Count the lines below that contain "document". Give only the number.
——
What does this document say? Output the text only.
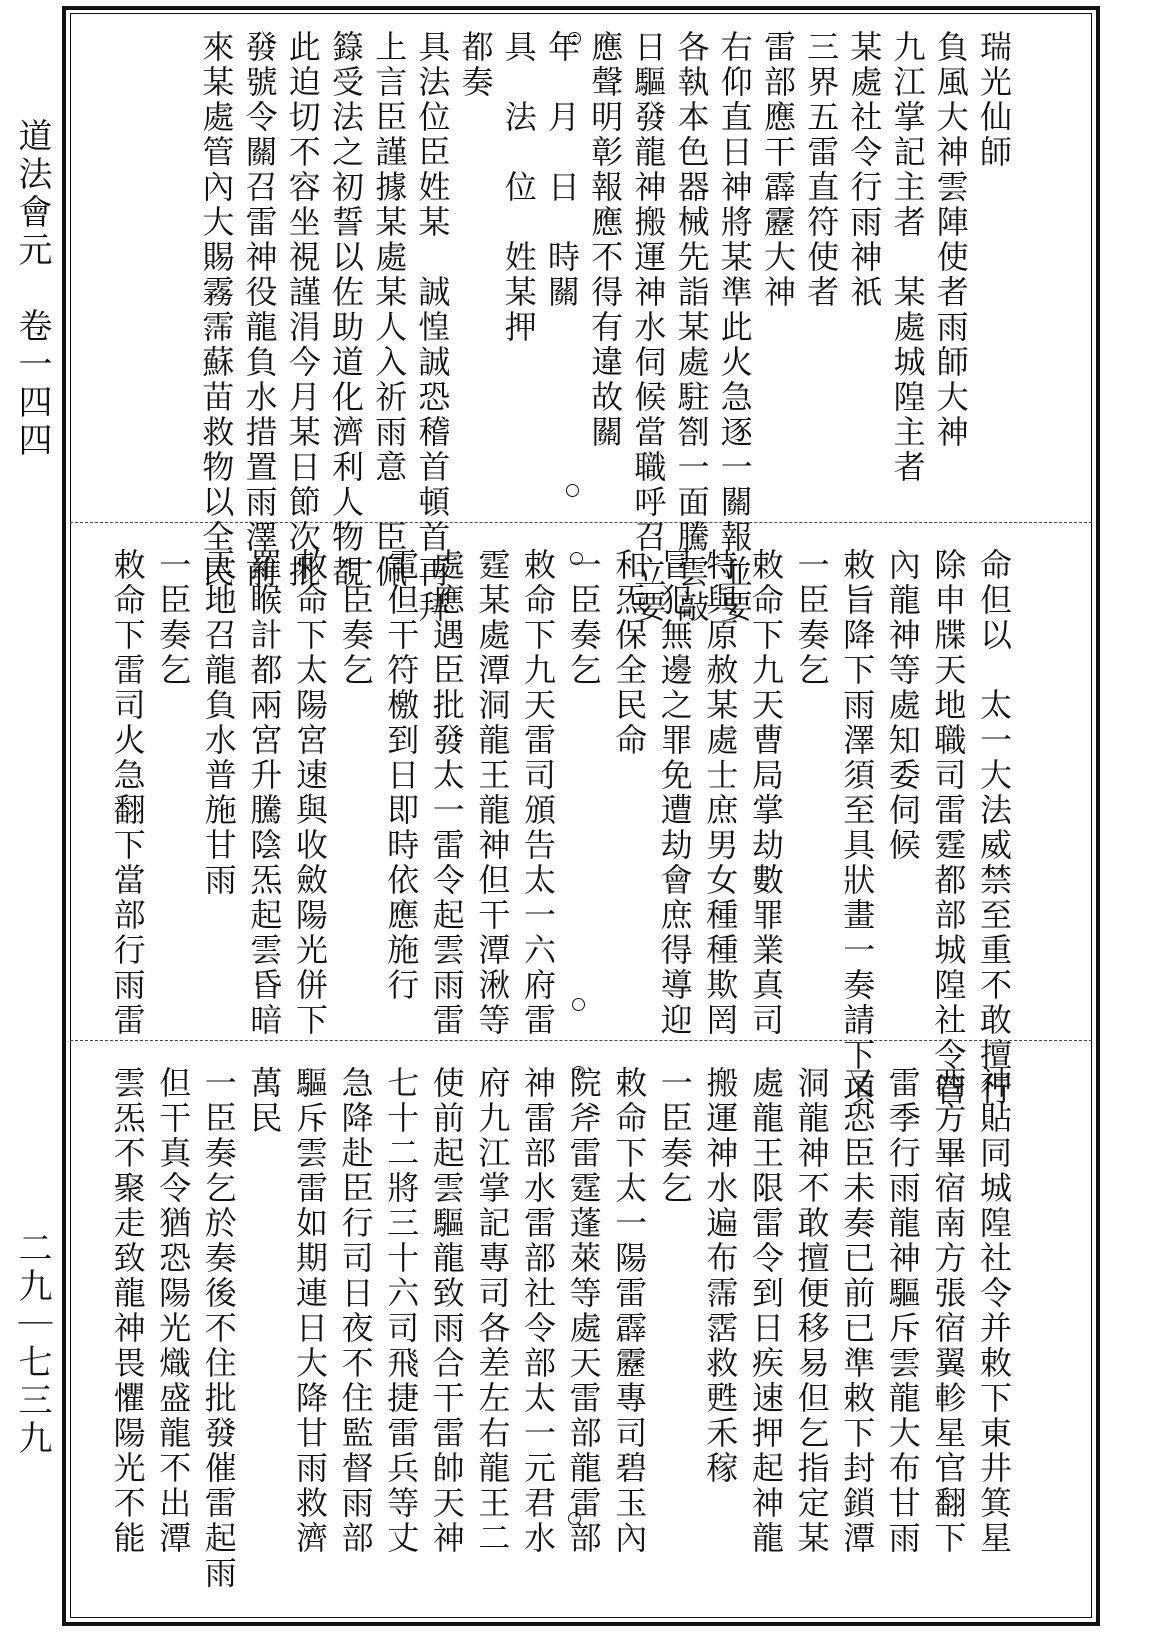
道法會元　卷一四四
二九｜七三九
瑞光仙師
負風大神雲陣使者雨師大神
九江掌記主者　某處城隍主者
某處社令行雨神祇
三界五雷直符使者
雷部應干霹靂大神
右仰直日神將某準此火急逐一關報並要
各執本色器械先詣某處駐劄一面騰雲敲
日驅發龍神搬運神水伺候當職呼召立要
應聲明彰報應不得有違故關
年　月　日　時關
具　法　位　姓某押
都奏
具法位臣姓某　誠惶誠恐稽首頓首再拜
上言臣謹據某處某人入祈雨意　臣佩
籙受法之初誓以佐助道化濟利人物覩
此迫切不容坐視謹涓今月某日節次批
發號令關召雷神役龍負水措置雨澤前
來某處管內大賜霧霈蘇苗救物以全民
命但以　太一大法威禁至重不敢擅行
除申牒天地職司雷霆都部城隍社令管
內龍神等處知委伺候
敕旨降下雨澤須至具狀畫一奏請下項
一臣奏乞
敕命下九天曹局掌劫數罪業真司
特與原赦某處士庶男女種種欺罔
冒犯無邊之罪免遭劫會庶得導迎
和炁保全民命
一臣奏乞
敕命下九天雷司頒告太一六府雷
霆某處潭洞龍王龍神但干潭湫等
處應遇臣批發太一雷令起雲雨雷
電但干符檄到日即時依應施行
一臣奏乞
敕命下太陽宮速與收斂陽光併下
羅睺計都兩宮升騰陰炁起雲昏暗
天地召龍負水普施甘雨
一臣奏乞
敕命下雷司火急翻下當部行雨雷
神貼同城隍社令并敕下東井箕星
西方畢宿南方張宿翼軫星官翻下
雷季行雨龍神驅斥雲龍大布甘雨
又恐臣未奏已前已準敕下封鎖潭
洞龍神不敢擅便移易但乞指定某
處龍王限雷令到日疾速押起神龍
搬運神水遍布霈霑救甦禾稼
一臣奏乞
敕命下太一陽雷霹靂專司碧玉內
院斧雷霆蓬萊等處天雷部龍雷部
神雷部水雷部社令部太一元君水
府九江掌記專司各差左右龍王二
使前起雲驅龍致雨合干雷帥天神
七十二將三十六司飛捷雷兵等丈
急降赴臣行司日夜不住監督雨部
驅斥雲雷如期連日大降甘雨救濟
萬民
一臣奏乞於奏後不住批發催雷起雨
但干真令猶恐陽光熾盛龍不出潭
雲炁不聚走致龍神畏懼陽光不能
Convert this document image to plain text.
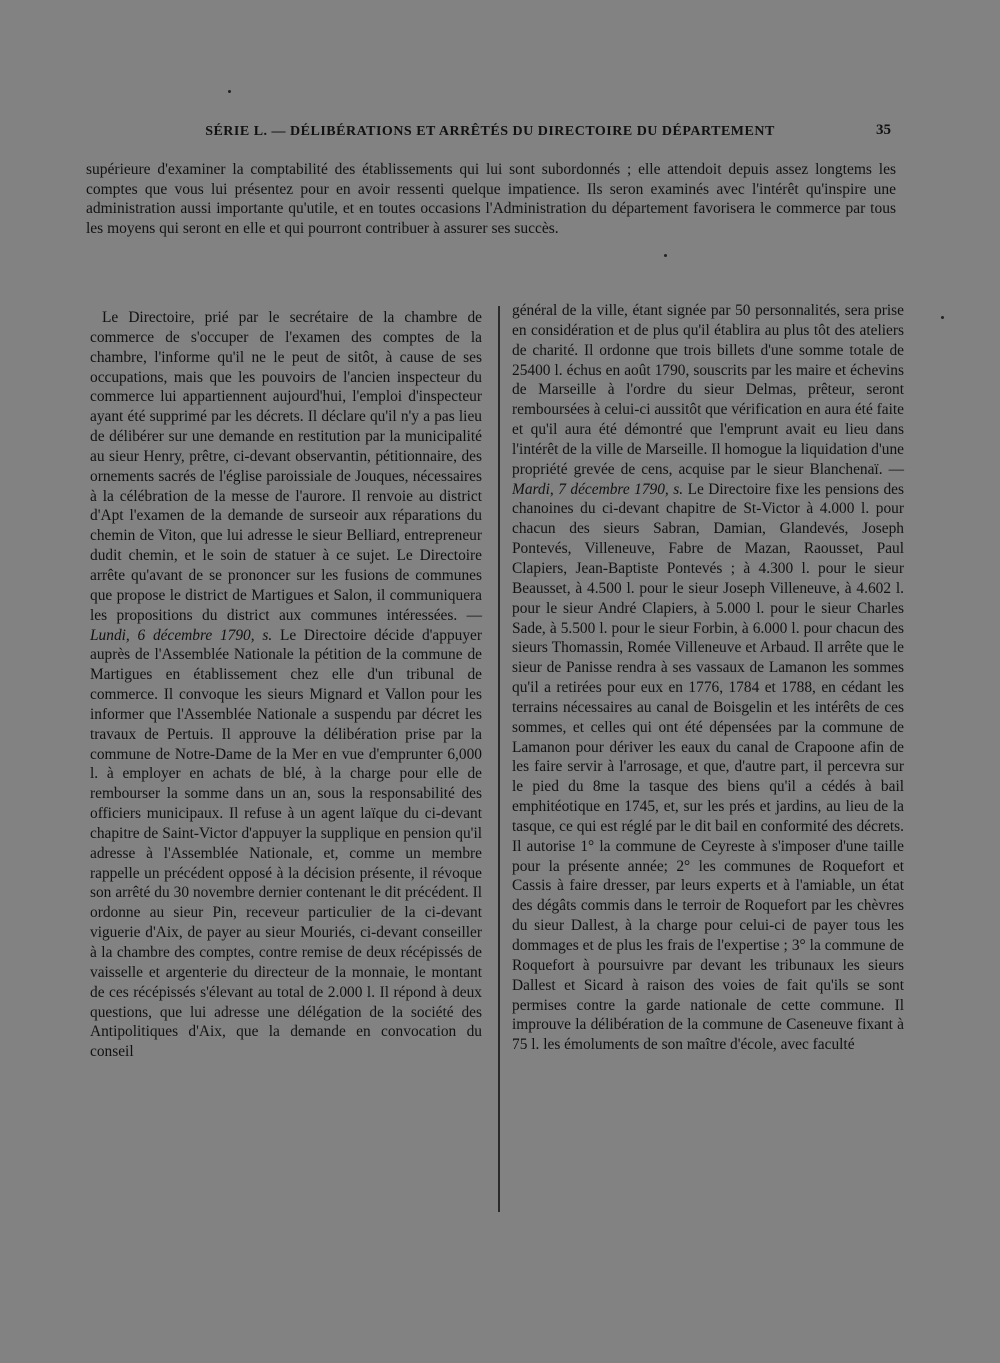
SÉRIE L. — DÉLIBÉRATIONS ET ARRÊTÉS DU DIRECTOIRE DU DÉPARTEMENT	35

supérieure d'examiner la comptabilité des établissements qui lui sont subordonnés ; elle attendoit depuis assez longtems les comptes que vous lui présentez pour en avoir ressenti quelque impatience. Ils seron examinés avec l'intérêt qu'inspire une administration aussi importante qu'utile, et en toutes occasions l'Administration du département favorisera le commerce par tous les moyens qui seront en elle et qui pourront contribuer à assurer ses succès.

Le Directoire, prié par le secrétaire de la chambre de commerce de s'occuper de l'examen des comptes de la chambre, l'informe qu'il ne le peut de sitôt, à cause de ses occupations, mais que les pouvoirs de l'ancien inspecteur du commerce lui appartiennent aujourd'hui, l'emploi d'inspecteur ayant été supprimé par les décrets. Il déclare qu'il n'y a pas lieu de délibérer sur une demande en restitution par la municipalité au sieur Henry, prêtre, ci-devant observantin, pétitionnaire, des ornements sacrés de l'église paroissiale de Jouques, nécessaires à la célébration de la messe de l'aurore. Il renvoie au district d'Apt l'examen de la demande de surseoir aux réparations du chemin de Viton, que lui adresse le sieur Belliard, entrepreneur dudit chemin, et le soin de statuer à ce sujet. Le Directoire arrête qu'avant de se prononcer sur les fusions de communes que propose le district de Martigues et Salon, il communiquera les propositions du district aux communes intéressées. — Lundi, 6 décembre 1790, s. Le Directoire décide d'appuyer auprès de l'Assemblée Nationale la pétition de la commune de Martigues en établissement chez elle d'un tribunal de commerce. Il convoque les sieurs Mignard et Vallon pour les informer que l'Assemblée Nationale a suspendu par décret les travaux de Pertuis. Il approuve la délibération prise par la commune de Notre-Dame de la Mer en vue d'emprunter 6,000 l. à employer en achats de blé, à la charge pour elle de rembourser la somme dans un an, sous la responsabilité des officiers municipaux. Il refuse à un agent laïque du ci-devant chapitre de Saint-Victor d'appuyer la supplique en pension qu'il adresse à l'Assemblée Nationale, et, comme un membre rappelle un précédent opposé à la décision présente, il révoque son arrêté du 30 novembre dernier contenant le dit précédent. Il ordonne au sieur Pin, receveur particulier de la ci-devant viguerie d'Aix, de payer au sieur Mouriés, ci-devant conseiller à la chambre des comptes, contre remise de deux récépissés de vaisselle et argenterie du directeur de la monnaie, le montant de ces récépissés s'élevant au total de 2.000 l. Il répond à deux questions, que lui adresse une délégation de la société des Antipolitiques d'Aix, que la demande en convocation du conseil
général de la ville, étant signée par 50 personnalités, sera prise en considération et de plus qu'il établira au plus tôt des ateliers de charité. Il ordonne que trois billets d'une somme totale de 25400 l. échus en août 1790, souscrits par les maire et échevins de Marseille à l'ordre du sieur Delmas, prêteur, seront remboursées à celui-ci aussitôt que vérification en aura été faite et qu'il aura été démontré que l'emprunt avait eu lieu dans l'intérêt de la ville de Marseille. Il homogue la liquidation d'une propriété grevée de cens, acquise par le sieur Blanchenaï. — Mardi, 7 décembre 1790, s. Le Directoire fixe les pensions des chanoines du ci-devant chapitre de St-Victor à 4.000 l. pour chacun des sieurs Sabran, Damian, Glandevés, Joseph Pontevés, Villeneuve, Fabre de Mazan, Raousset, Paul Clapiers, Jean-Baptiste Pontevés ; à 4.300 l. pour le sieur Beausset, à 4.500 l. pour le sieur Joseph Villeneuve, à 4.602 l. pour le sieur André Clapiers, à 5.000 l. pour le sieur Charles Sade, à 5.500 l. pour le sieur Forbin, à 6.000 l. pour chacun des sieurs Thomassin, Romée Villeneuve et Arbaud. Il arrête que le sieur de Panisse rendra à ses vassaux de Lamanon les sommes qu'il a retirées pour eux en 1776, 1784 et 1788, en cédant les terrains nécessaires au canal de Boisgelin et les intérêts de ces sommes, et celles qui ont été dépensées par la commune de Lamanon pour dériver les eaux du canal de Crapoone afin de les faire servir à l'arrosage, et que, d'autre part, il percevra sur le pied du 8me la tasque des biens qu'il a cédés à bail emphitéotique en 1745, et, sur les prés et jardins, au lieu de la tasque, ce qui est réglé par le dit bail en conformité des décrets. Il autorise 1° la commune de Ceyreste à s'imposer d'une taille pour la présente année; 2° les communes de Roquefort et Cassis à faire dresser, par leurs experts et à l'amiable, un état des dégâts commis dans le terroir de Roquefort par les chèvres du sieur Dallest, à la charge pour celui-ci de payer tous les dommages et de plus les frais de l'expertise ; 3° la commune de Roquefort à poursuivre par devant les tribunaux les sieurs Dallest et Sicard à raison des voies de fait qu'ils se sont permises contre la garde nationale de cette commune. Il improuve la délibération de la commune de Caseneuve fixant à 75 l. les émoluments de son maître d'école, avec faculté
——
» Solved problem: 2